##### RECORDS FOR THIS TASK

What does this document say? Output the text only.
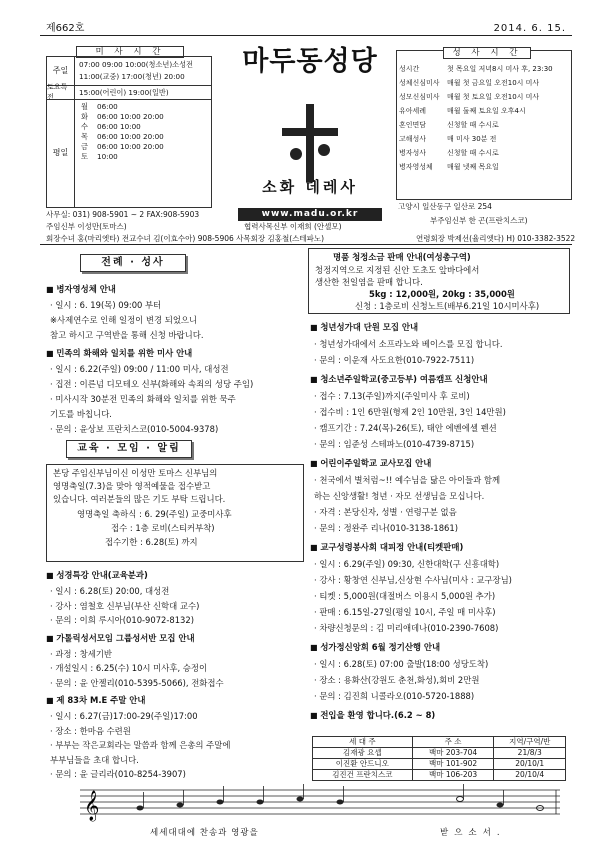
제662호	2014. 6. 15.
미 사 시 간
주일
07:00 09:00 10:00(청소년)소성전
11:00(교중) 17:00(청년) 20:00
토요특전	15:00(어린이) 19:00(일반)
평일
월 06:00
화 06:00 10:00 20:00
수 06:00 10:00
목 06:00 10:00 20:00
금 06:00 10:00 20:00
토 10:00
마두동성당
소화 데레사
www.madu.or.kr
성 사 시 간
성시간	첫 목요일 저녁8시 미사 후, 23:30
성체신심미사	매월 첫 금요일 오전10시 미사
성모신심미사	매월 첫 토요일 오전10시 미사
유아세례	매월 둘째 토요일 오후4시
혼인면담	신청할 때 수시로
고해성사	매 미사 30분 전
병자성사	신청할 때 수시로
병자영성체	매월 넷째 목요일
고양시 일산동구 일산로 254
부주임신부 한 곤(프란치스코)
사무실: 031) 908-5901 ~ 2 FAX:908-5903
주임신부 이성만(토마스)	협력사목신부 이재희 (안셀모)
회장수녀 홍(마리엣타) 전교수녀 김(이효수아) 908-5906 사목회장 김홍철(스테파노)	연령회장 박제선(율리엣다) H) 010-3382-3522
전례 · 성사
■ 병자영성체 안내
· 일시 : 6. 19(목) 09:00 부터
※사제연수로 인해 일정이 변경 되었으니
참고 하시고 구역반을 통해 신청 바랍니다.
■ 민족의 화해와 일치를 위한 미사 안내
· 일시 : 6.22(주일) 09:00 / 11:00 미사, 대성전
· 집전 : 이른넘 디모테오 신부(화해와 속죄의 성당 주임)
· 미사시작 30분전 민족의 화해와 일치를 위한 묵주
기도를 바칩니다.
· 문의 : 윤상보 프란치스코(010-5004-9378)
교육 · 모임 · 알림
본당 주임신부님이신 이성만 토마스 신부님의
영명축일(7.3)을 맞아 영적예물을 접수받고
있습니다. 여러분들의 많은 기도 부탁 드립니다.
영명축일 축하식 : 6. 29(주일) 교중미사후
접수 : 1층 로비(스티커부착)
접수기한 : 6.28(토) 까지
■ 성경특강 안내(교육분과)
· 일시 : 6.28(토) 20:00, 대성전
· 강사 : 염철호 신부님(부산 신학대 교수)
· 문의 : 이희 루시아(010-9072-8132)
■ 가톨릭성서모임 그룹성서반 모집 안내
· 과정 : 창세기반
· 개설일시 : 6.25(수) 10시 미사후, 승정이
· 문의 : 윤 안젤리(010-5395-5066), 전화접수
■ 제 83차 M.E 주말 안내
· 일시 : 6.27(금)17:00-29(주일)17:00
· 장소 : 한마음 수련원
· 부부는 작은교회라는 말씀과 함께 은총의 주말에
부부님들을 초대 합니다.
· 문의 : 윤 글리라(010-8254-3907)
명품 청정소금 판매 안내(여성총구역)
청정지역으로 지정된 신안 도초도 앞바다에서
생산한 천일염을 판매 합니다.
5kg : 12,000원, 20kg : 35,000원
신청 : 1층로비 신청노트(배부6.21일 10시미사후)
■ 청년성가대 단원 모집 안내
· 청년성가대에서 소프라노와 베이스를 모집 합니다.
· 문의 : 이운재 사도요한(010-7922-7511)
■ 청소년주일학교(중고등부) 여름캠프 신청안내
· 접수 : 7.13(주일)까지(주일미사 후 로비)
· 접수비 : 1인 6만원(형제 2인 10만원, 3인 14만원)
· 캠프기간 : 7.24(목)-26(토), 태안 에벤에셀 펜션
· 문의 : 임준성 스테파노(010-4739-8715)
■ 어린이주일학교 교사모집 안내
· 천국에서 별처럼~!! 예수님을 닮은 아이들과 함께
하는 신앙생활! 청년 · 자모 선생님을 모십니다.
· 자격 : 본당신자, 성별 · 연령구분 없음
· 문의 : 정완주 리나(010-3138-1861)
■ 교구성령봉사회 대피정 안내(티켓판매)
· 일시 : 6.29(주일) 09:30, 신한대학(구 신흥대학)
· 강사 : 황창연 신부님,신상현 수사님(미사 : 교구장님)
· 티켓 : 5,000원(대절버스 이용시 5,000원 추가)
· 판매 : 6.15일-27일(평일 10시, 주일 매 미사후)
· 차량신청문의 : 김 미리애데나(010-2390-7608)
■ 성가정신앙회 6월 정기산행 안내
· 일시 : 6.28(토) 07:00 출발(18:00 성당도착)
· 장소 : 용화산(강원도 춘천,화성),회비 2만원
· 문의 : 김진희 니콜라오(010-5720-1888)
■ 전입을 환영 합니다.(6.2 ~ 8)
세 대 주	주 소	지역/구역/반
김재광 요셉	백마 203-704	21/8/3
이진환 안드니오	백마 101-902	20/10/1
김진건 프란치스코	백마 106-203	20/10/4
𝄞
세세대대에 찬송과 영광을	받으소서.
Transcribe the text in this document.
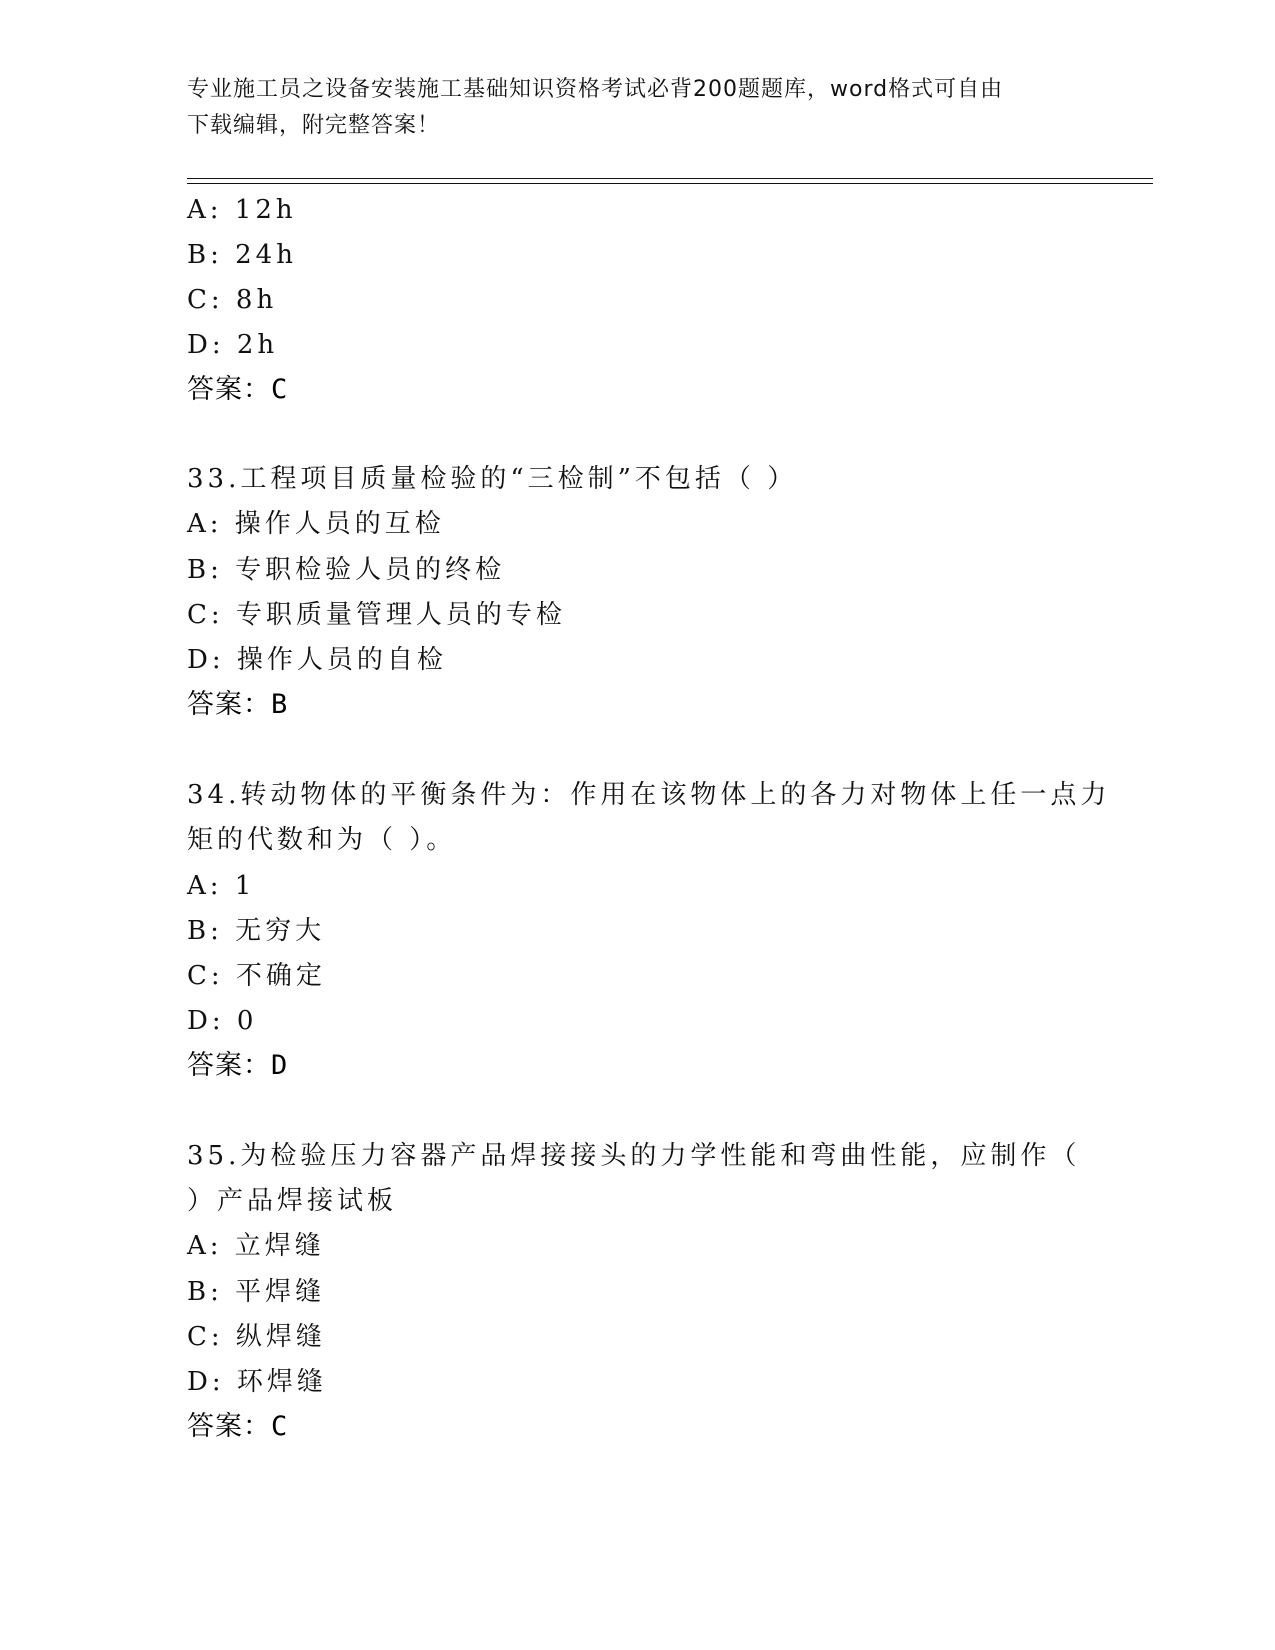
专业施工员之设备安装施工基础知识资格考试必背200题题库，word格式可自由
下载编辑，附完整答案！
A: 12h
B: 24h
C: 8h
D: 2h
答案：C
33.工程项目质量检验的“三检制”不包括（ ）
A: 操作人员的互检
B: 专职检验人员的终检
C: 专职质量管理人员的专检
D: 操作人员的自检
答案：B
34.转动物体的平衡条件为：作用在该物体上的各力对物体上任一点力
矩的代数和为（ ）。
A: 1
B: 无穷大
C: 不确定
D: 0
答案：D
35.为检验压力容器产品焊接接头的力学性能和弯曲性能，应制作（
）产品焊接试板
A: 立焊缝
B: 平焊缝
C: 纵焊缝
D: 环焊缝
答案：C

##########

STATED PROBLEM: Find the lines above holding the word "스테파노" and show them.

FINAL ANSWER:
회장수녀 홍(마리엣타) 전교수녀 김(이효수아) 908-5906 사목회장 김홍철(스테파노)	연령회장 박제선(율리엣다) H) 010-3382-3522
· 문의 : 임준성 스테파노(010-4739-8715)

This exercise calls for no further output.